• [What this task involves]
Among the entries that follow, tally the lines with the string "false". Give no more than the number.

• [Dataset content]

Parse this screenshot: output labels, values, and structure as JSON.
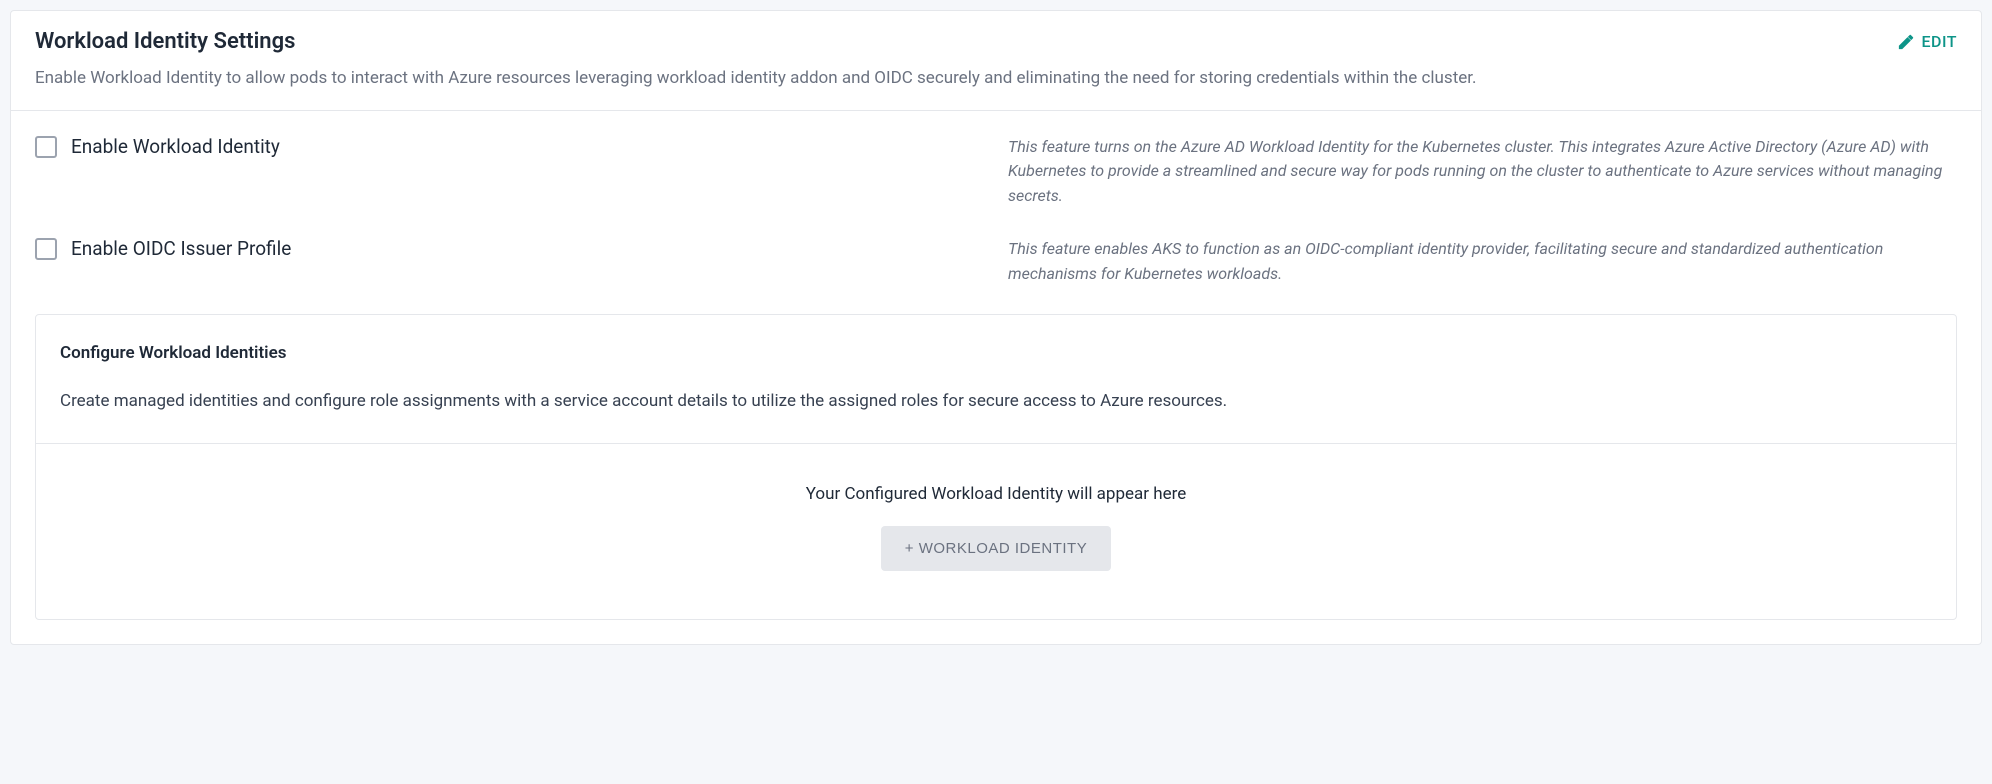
{
  "header": {
    "title": "Workload Identity Settings",
    "edit_label": "EDIT",
    "description": "Enable Workload Identity to allow pods to interact with Azure resources leveraging workload identity addon and OIDC securely and eliminating the need for storing credentials within the cluster."
  },
  "settings": [
    {
      "label": "Enable Workload Identity",
      "help": "This feature turns on the Azure AD Workload Identity for the Kubernetes cluster. This integrates Azure Active Directory (Azure AD) with Kubernetes to provide a streamlined and secure way for pods running on the cluster to authenticate to Azure services without managing secrets."
    },
    {
      "label": "Enable OIDC Issuer Profile",
      "help": "This feature enables AKS to function as an OIDC-compliant identity provider, facilitating secure and standardized authentication mechanisms for Kubernetes workloads."
    }
  ],
  "configure": {
    "title": "Configure Workload Identities",
    "description": "Create managed identities and configure role assignments with a service account details to utilize the assigned roles for secure access to Azure resources.",
    "empty_text": "Your Configured Workload Identity will appear here",
    "add_button_label": "+ WORKLOAD IDENTITY"
  }
}
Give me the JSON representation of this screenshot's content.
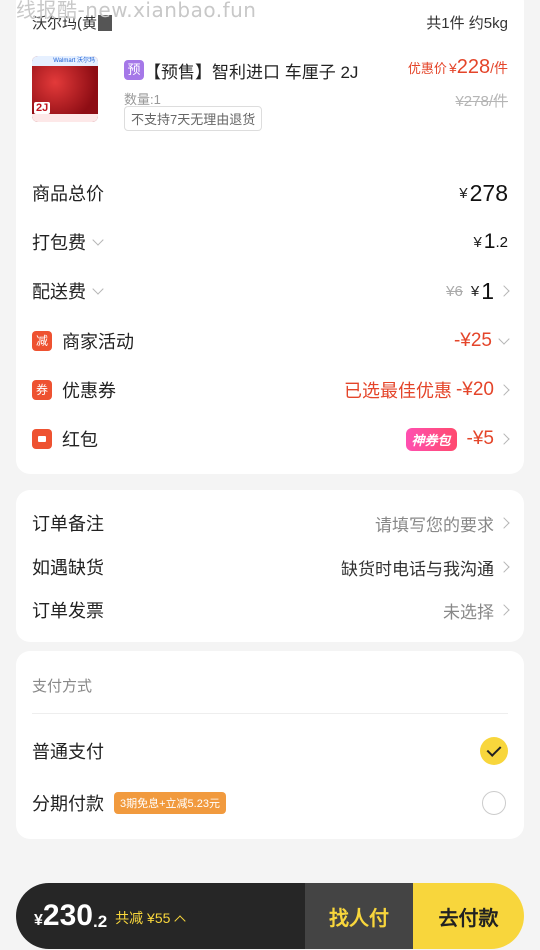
{
  "watermark": "线报酷-new.xianbao.fun",
  "store": {
    "name": "沃尔玛(黄",
    "summary": "共1件 约5kg"
  },
  "product": {
    "thumb_brand": "Walmart 沃尔玛",
    "thumb_badge": "2J",
    "pre_badge": "预",
    "title": "【预售】智利进口 车厘子 2J",
    "qty": "数量:1",
    "return_note": "不支持7天无理由退货",
    "price_label": "优惠价",
    "currency": "¥",
    "price": "228",
    "unit": "/件",
    "original_price": "¥278/件"
  },
  "fees": {
    "total": {
      "label": "商品总价",
      "currency": "¥",
      "value": "278"
    },
    "packing": {
      "label": "打包费",
      "currency": "¥",
      "int": "1",
      "dec": ".2"
    },
    "delivery": {
      "label": "配送费",
      "original": "¥6",
      "currency": "¥",
      "value": "1"
    },
    "merchant": {
      "icon": "减",
      "label": "商家活动",
      "value": "-¥25"
    },
    "coupon": {
      "icon": "券",
      "label": "优惠券",
      "note": "已选最佳优惠",
      "value": "-¥20"
    },
    "redpacket": {
      "label": "红包",
      "badge": "神券包",
      "value": "-¥5"
    }
  },
  "remarks": {
    "note": {
      "label": "订单备注",
      "value": "请填写您的要求"
    },
    "stockout": {
      "label": "如遇缺货",
      "value": "缺货时电话与我沟通"
    },
    "invoice": {
      "label": "订单发票",
      "value": "未选择"
    }
  },
  "payment": {
    "title": "支付方式",
    "normal": {
      "label": "普通支付",
      "selected": true
    },
    "installment": {
      "label": "分期付款",
      "badge": "3期免息+立减5.23元",
      "selected": false
    }
  },
  "bottom": {
    "currency": "¥",
    "total_int": "230",
    "total_dec": ".2",
    "saved": "共减 ¥55",
    "find_payer": "找人付",
    "pay": "去付款"
  },
  "colors": {
    "accent": "#f8d63c",
    "discount": "#e4452a",
    "dark": "#262626",
    "badge_purple": "#a578e8",
    "badge_orange": "#f19a3e"
  }
}
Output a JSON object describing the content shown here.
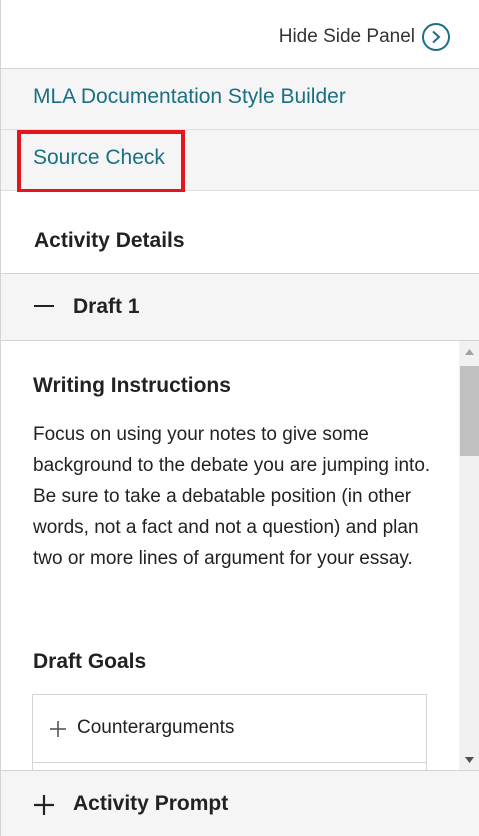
{
  "header": {
    "hide_label": "Hide Side Panel",
    "hide_icon": "chevron-right-circle-icon"
  },
  "nav": {
    "mla_label": "MLA Documentation Style Builder",
    "source_label": "Source Check"
  },
  "activity": {
    "title": "Activity Details",
    "draft_label": "Draft 1",
    "draft_icon": "minus-icon"
  },
  "instructions": {
    "title": "Writing Instructions",
    "text": "Focus on using your notes to give some background to the debate you are jumping into. Be sure to take a debatable position (in other words, not a fact and not a question) and plan two or more lines of argument for your essay."
  },
  "goals": {
    "title": "Draft Goals",
    "items": [
      {
        "label": "Counterarguments",
        "icon": "plus-icon"
      }
    ]
  },
  "prompt": {
    "label": "Activity Prompt",
    "icon": "plus-icon"
  },
  "colors": {
    "link": "#1a6f82",
    "highlight": "#e3161e",
    "row_bg": "#f5f5f5"
  }
}
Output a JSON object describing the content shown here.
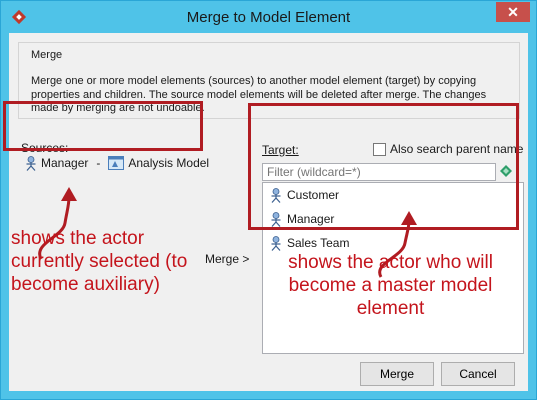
{
  "window": {
    "title": "Merge to Model Element",
    "close_glyph": "✕"
  },
  "merge_group": {
    "title": "Merge",
    "description": "Merge one or more model elements (sources) to another model element (target) by copying properties and children. The source model elements will be deleted after merge. The changes made by merging are not undoable."
  },
  "sources": {
    "label": "Sources:",
    "item": {
      "name": "Manager",
      "separator": "-",
      "model": "Analysis Model",
      "icon": "actor-icon",
      "model_icon": "model-icon"
    }
  },
  "target": {
    "label": "Target:",
    "also_search_label": "Also search parent name",
    "also_search_checked": false,
    "filter_placeholder": "Filter (wildcard=*)",
    "items": [
      {
        "label": "Customer",
        "icon": "actor-icon"
      },
      {
        "label": "Manager",
        "icon": "actor-icon"
      },
      {
        "label": "Sales Team",
        "icon": "actor-icon"
      }
    ]
  },
  "merge_arrow_label": "Merge >",
  "buttons": {
    "merge": "Merge",
    "cancel": "Cancel"
  },
  "annotations": {
    "left": "shows the actor currently selected (to become auxiliary)",
    "right": "shows the actor who will become a master model element",
    "color": "#c4141c"
  }
}
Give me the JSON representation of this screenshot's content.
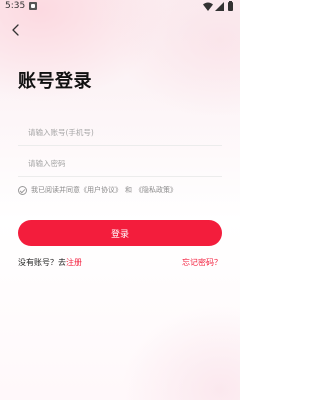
{
  "status_bar": {
    "time": "5:35"
  },
  "icons": {
    "notification": "notification-icon",
    "wifi": "wifi-icon",
    "signal": "signal-icon",
    "battery": "battery-icon",
    "back": "back-arrow-icon",
    "checkbox": "check-circle-icon"
  },
  "login": {
    "title": "账号登录",
    "phone_placeholder": "请输入账号(手机号)",
    "password_placeholder": "请输入密码",
    "phone_value": "",
    "password_value": "",
    "agreement": {
      "prefix": "我已阅读并同意",
      "user_agreement": "《用户协议》",
      "and": "和",
      "privacy_policy": "《隐私政策》",
      "checked": false
    },
    "login_button": "登录",
    "no_account": "没有账号？去",
    "register": "注册",
    "forgot_password": "忘记密码？"
  },
  "colors": {
    "accent": "#f31d3c",
    "title": "#111111",
    "placeholder": "#a5a5a5"
  }
}
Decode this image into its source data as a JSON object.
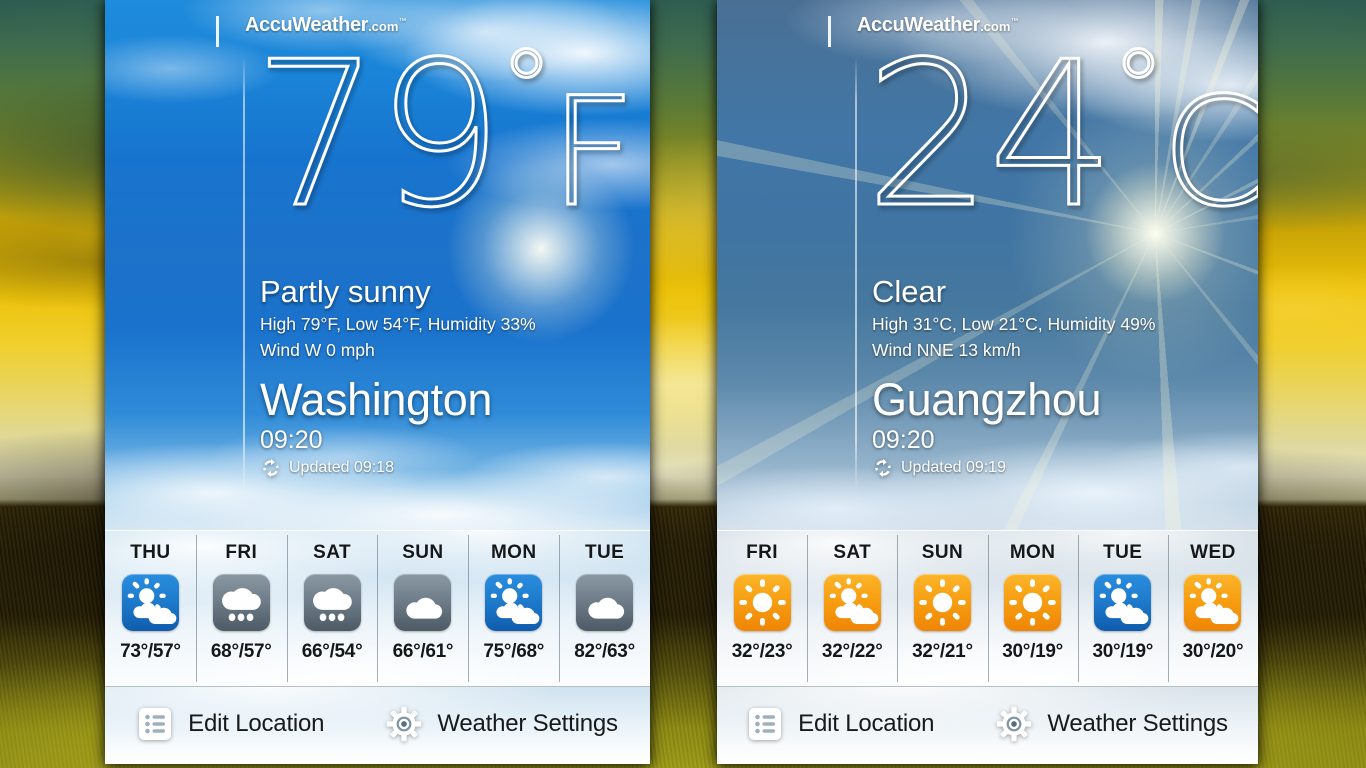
{
  "wallpaper": {
    "description": "sunset-landscape-wallpaper"
  },
  "widgets": [
    {
      "id": "washington",
      "brand": {
        "name": "AccuWeather",
        "domain": ".com",
        "trademark": "™"
      },
      "temperature": "79",
      "degree_symbol": "°",
      "unit": "F",
      "condition": "Partly sunny",
      "detail_line1": "High 79°F, Low 54°F, Humidity 33%",
      "detail_line2": "Wind W 0 mph",
      "city": "Washington",
      "time": "09:20",
      "updated": "Updated 09:18",
      "refresh_icon": "refresh-icon",
      "forecast": [
        {
          "day": "THU",
          "icon": "partly-sunny-icon",
          "icon_style": "blue",
          "temps": "73°/57°"
        },
        {
          "day": "FRI",
          "icon": "rain-icon",
          "icon_style": "gray",
          "temps": "68°/57°"
        },
        {
          "day": "SAT",
          "icon": "rain-icon",
          "icon_style": "gray",
          "temps": "66°/54°"
        },
        {
          "day": "SUN",
          "icon": "cloudy-icon",
          "icon_style": "gray",
          "temps": "66°/61°"
        },
        {
          "day": "MON",
          "icon": "partly-sunny-icon",
          "icon_style": "blue",
          "temps": "75°/68°"
        },
        {
          "day": "TUE",
          "icon": "cloudy-icon",
          "icon_style": "gray",
          "temps": "82°/63°"
        }
      ],
      "toolbar": {
        "edit_location": "Edit Location",
        "edit_location_icon": "list-icon",
        "weather_settings": "Weather Settings",
        "weather_settings_icon": "gear-icon"
      }
    },
    {
      "id": "guangzhou",
      "brand": {
        "name": "AccuWeather",
        "domain": ".com",
        "trademark": "™"
      },
      "temperature": "24",
      "degree_symbol": "°",
      "unit": "C",
      "condition": "Clear",
      "detail_line1": "High 31°C, Low 21°C, Humidity 49%",
      "detail_line2": "Wind NNE 13 km/h",
      "city": "Guangzhou",
      "time": "09:20",
      "updated": "Updated 09:19",
      "refresh_icon": "refresh-icon",
      "forecast": [
        {
          "day": "FRI",
          "icon": "sunny-icon",
          "icon_style": "orange",
          "temps": "32°/23°"
        },
        {
          "day": "SAT",
          "icon": "partly-sunny-icon",
          "icon_style": "orange",
          "temps": "32°/22°"
        },
        {
          "day": "SUN",
          "icon": "sunny-icon",
          "icon_style": "orange",
          "temps": "32°/21°"
        },
        {
          "day": "MON",
          "icon": "sunny-icon",
          "icon_style": "orange",
          "temps": "30°/19°"
        },
        {
          "day": "TUE",
          "icon": "partly-sunny-icon",
          "icon_style": "blue",
          "temps": "30°/19°"
        },
        {
          "day": "WED",
          "icon": "partly-sunny-icon",
          "icon_style": "orange",
          "temps": "30°/20°"
        }
      ],
      "toolbar": {
        "edit_location": "Edit Location",
        "edit_location_icon": "list-icon",
        "weather_settings": "Weather Settings",
        "weather_settings_icon": "gear-icon"
      }
    }
  ],
  "colors": {
    "icon_blue": "#1f7ccd",
    "icon_gray": "#6f7e8a",
    "icon_orange": "#f79f12",
    "hero_blue": "#1774ce",
    "hero_steel": "#4176a6",
    "text_dark": "#15181a"
  }
}
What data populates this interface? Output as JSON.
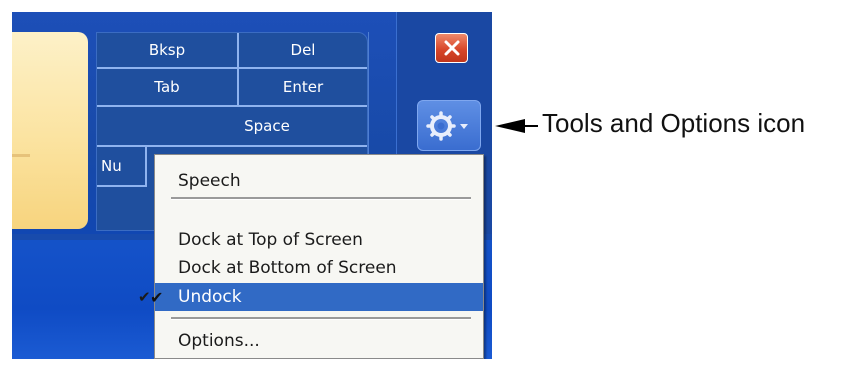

• [Answer for the task]
3